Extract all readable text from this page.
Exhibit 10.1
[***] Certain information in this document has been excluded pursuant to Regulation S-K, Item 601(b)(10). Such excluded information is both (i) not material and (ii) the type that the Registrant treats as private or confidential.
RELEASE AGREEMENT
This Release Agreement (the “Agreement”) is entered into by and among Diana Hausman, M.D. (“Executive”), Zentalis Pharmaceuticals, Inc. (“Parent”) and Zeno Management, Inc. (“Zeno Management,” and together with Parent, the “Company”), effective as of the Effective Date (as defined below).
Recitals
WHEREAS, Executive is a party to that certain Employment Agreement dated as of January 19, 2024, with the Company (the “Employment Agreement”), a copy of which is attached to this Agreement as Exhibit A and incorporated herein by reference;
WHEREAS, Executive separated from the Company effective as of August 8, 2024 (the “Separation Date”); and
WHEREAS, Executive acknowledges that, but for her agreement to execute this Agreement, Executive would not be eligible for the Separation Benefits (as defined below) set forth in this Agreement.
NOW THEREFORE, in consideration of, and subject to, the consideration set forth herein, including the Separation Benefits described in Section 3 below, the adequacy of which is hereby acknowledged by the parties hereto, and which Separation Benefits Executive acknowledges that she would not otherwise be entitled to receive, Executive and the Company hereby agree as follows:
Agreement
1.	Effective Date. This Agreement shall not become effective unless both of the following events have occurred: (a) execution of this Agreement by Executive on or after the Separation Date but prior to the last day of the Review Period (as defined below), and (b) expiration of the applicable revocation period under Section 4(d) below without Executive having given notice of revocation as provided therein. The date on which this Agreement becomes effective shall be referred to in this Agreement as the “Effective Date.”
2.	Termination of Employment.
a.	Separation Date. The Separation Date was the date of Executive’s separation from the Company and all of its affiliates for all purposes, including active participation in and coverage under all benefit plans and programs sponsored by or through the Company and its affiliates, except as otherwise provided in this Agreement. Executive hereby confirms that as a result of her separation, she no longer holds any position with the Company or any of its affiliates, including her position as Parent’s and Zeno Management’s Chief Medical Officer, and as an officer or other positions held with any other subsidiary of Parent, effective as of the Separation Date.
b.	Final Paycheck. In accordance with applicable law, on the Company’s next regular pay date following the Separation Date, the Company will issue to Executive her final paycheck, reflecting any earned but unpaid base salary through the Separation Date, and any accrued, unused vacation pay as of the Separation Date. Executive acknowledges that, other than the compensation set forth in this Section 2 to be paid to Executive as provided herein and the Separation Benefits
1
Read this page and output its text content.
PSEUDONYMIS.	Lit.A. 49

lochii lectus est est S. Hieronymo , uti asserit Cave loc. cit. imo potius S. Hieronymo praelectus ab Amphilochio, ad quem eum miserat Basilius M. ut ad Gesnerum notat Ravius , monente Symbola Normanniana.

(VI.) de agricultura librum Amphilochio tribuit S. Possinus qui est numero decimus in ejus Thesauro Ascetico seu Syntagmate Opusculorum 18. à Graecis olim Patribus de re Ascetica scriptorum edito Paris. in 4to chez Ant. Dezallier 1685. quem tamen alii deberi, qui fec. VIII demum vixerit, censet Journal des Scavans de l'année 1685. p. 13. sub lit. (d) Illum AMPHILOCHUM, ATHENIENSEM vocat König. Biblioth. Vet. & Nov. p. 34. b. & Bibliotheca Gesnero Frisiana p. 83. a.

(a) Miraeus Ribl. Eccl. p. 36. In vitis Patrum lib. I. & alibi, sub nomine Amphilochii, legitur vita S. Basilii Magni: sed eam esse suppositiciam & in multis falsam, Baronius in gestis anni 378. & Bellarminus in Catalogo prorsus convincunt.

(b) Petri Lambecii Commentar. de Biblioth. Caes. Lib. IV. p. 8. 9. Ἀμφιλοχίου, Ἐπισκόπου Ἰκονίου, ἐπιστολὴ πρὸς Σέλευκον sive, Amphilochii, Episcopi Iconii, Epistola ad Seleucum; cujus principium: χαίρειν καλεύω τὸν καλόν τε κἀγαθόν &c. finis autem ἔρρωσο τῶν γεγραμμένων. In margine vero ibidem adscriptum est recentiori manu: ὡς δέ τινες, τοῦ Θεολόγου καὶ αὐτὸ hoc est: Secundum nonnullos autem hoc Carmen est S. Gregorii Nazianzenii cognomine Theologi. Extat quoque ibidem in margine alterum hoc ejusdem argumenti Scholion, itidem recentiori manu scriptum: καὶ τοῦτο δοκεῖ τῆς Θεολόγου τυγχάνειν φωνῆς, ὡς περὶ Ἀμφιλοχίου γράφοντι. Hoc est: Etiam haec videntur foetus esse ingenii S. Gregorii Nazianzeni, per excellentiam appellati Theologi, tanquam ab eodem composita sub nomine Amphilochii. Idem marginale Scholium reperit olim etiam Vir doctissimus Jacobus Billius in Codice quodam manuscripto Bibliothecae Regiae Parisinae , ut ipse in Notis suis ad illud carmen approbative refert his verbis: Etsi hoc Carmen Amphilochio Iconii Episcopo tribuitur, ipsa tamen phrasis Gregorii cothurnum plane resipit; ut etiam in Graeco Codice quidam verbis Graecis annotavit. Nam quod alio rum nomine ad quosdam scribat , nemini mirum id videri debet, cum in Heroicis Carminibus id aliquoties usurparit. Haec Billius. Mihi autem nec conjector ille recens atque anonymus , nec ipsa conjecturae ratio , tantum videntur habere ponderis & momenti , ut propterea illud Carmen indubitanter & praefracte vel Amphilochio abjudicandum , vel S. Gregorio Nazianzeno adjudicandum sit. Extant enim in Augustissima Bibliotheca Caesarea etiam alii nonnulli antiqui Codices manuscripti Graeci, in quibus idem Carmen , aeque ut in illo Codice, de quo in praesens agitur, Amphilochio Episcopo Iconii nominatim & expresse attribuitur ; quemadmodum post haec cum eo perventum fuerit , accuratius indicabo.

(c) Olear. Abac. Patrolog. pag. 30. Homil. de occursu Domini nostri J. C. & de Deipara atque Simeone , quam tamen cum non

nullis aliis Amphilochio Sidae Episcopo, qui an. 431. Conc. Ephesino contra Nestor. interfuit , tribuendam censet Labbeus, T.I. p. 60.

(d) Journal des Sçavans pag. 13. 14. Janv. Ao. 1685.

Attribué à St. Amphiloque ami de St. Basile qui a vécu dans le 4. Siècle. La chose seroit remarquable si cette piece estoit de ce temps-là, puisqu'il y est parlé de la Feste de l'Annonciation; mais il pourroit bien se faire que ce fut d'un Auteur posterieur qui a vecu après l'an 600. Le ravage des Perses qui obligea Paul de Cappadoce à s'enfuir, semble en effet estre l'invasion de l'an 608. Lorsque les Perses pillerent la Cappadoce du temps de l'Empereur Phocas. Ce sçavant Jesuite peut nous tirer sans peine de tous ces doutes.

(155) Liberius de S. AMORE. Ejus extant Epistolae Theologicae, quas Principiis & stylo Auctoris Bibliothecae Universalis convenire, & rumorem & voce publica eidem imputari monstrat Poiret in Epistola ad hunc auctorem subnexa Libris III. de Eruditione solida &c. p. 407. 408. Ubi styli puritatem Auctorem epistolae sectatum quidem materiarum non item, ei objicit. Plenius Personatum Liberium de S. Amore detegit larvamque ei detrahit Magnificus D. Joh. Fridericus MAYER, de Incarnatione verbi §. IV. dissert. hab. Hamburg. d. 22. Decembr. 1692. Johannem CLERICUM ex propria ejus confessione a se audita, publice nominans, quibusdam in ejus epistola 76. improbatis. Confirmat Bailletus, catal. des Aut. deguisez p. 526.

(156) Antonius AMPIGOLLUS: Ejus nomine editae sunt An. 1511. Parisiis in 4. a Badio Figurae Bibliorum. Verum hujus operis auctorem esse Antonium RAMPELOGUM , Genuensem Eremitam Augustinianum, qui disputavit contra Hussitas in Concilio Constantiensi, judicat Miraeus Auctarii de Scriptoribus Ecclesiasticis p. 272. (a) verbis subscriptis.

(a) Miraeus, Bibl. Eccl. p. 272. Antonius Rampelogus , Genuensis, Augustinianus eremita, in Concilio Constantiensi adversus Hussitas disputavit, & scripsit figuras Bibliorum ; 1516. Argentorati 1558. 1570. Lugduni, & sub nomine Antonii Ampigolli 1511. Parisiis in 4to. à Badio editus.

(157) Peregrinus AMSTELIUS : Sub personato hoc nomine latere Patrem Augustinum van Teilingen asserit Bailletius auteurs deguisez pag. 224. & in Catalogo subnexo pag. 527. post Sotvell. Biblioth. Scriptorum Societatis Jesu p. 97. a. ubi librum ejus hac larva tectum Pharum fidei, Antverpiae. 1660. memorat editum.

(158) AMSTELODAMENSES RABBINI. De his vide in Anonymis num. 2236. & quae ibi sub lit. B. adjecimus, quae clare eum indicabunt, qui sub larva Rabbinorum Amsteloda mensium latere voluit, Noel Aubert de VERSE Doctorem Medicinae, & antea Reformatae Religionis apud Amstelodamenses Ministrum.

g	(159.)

» **Task to complete**: Look through the entries above and report the number of lines that contain "hereby". Write only the number.

» **Finished exercise**: 2